→ WHAT TO WORK ON
Read the records below and copy each line that contains "JSON".

Lines of data
--------------------------------

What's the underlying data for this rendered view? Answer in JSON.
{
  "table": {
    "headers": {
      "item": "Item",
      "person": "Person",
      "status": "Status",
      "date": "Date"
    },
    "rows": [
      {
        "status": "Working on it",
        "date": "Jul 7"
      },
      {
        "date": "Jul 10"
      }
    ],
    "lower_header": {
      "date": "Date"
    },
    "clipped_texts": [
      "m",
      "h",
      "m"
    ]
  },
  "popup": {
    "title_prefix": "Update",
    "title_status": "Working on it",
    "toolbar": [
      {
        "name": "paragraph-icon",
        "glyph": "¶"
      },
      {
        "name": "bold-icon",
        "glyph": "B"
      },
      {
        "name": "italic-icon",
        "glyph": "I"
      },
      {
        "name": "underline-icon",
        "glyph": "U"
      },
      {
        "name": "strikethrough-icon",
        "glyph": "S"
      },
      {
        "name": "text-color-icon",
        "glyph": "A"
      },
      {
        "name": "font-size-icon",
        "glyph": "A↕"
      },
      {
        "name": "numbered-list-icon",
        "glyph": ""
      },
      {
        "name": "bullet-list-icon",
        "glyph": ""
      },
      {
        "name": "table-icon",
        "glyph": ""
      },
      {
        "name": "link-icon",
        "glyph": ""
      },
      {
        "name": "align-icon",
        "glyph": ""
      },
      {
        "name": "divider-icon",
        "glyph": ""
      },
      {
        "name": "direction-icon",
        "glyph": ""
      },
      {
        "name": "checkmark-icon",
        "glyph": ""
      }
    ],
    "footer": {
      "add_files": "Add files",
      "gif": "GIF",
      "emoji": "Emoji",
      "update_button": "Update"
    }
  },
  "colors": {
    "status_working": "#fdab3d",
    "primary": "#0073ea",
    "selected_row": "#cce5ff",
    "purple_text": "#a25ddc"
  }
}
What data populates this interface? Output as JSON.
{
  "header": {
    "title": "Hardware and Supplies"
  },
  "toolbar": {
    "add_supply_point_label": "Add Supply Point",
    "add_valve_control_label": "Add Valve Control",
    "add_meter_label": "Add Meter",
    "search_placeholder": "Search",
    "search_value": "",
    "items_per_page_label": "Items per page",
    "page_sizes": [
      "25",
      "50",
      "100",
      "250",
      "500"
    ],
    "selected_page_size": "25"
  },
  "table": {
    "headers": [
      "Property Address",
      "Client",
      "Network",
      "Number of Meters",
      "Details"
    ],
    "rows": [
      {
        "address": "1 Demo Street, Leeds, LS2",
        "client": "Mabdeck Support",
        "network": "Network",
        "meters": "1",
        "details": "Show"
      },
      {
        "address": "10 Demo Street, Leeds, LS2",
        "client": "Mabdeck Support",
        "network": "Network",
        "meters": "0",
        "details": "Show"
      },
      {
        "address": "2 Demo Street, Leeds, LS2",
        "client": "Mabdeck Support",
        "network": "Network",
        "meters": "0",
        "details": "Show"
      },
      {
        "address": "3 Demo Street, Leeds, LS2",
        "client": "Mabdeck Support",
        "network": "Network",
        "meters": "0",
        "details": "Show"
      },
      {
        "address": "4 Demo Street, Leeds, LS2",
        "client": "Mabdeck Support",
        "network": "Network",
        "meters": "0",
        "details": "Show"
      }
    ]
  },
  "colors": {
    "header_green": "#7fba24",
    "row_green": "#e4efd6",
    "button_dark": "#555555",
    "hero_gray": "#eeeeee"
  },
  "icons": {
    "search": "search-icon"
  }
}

--------------------------------

→ RESPONSE TO THIS EXERCISE
What's the underlying data for this rendered view? Answer in JSON.
What data populates this interface? Output as JSON.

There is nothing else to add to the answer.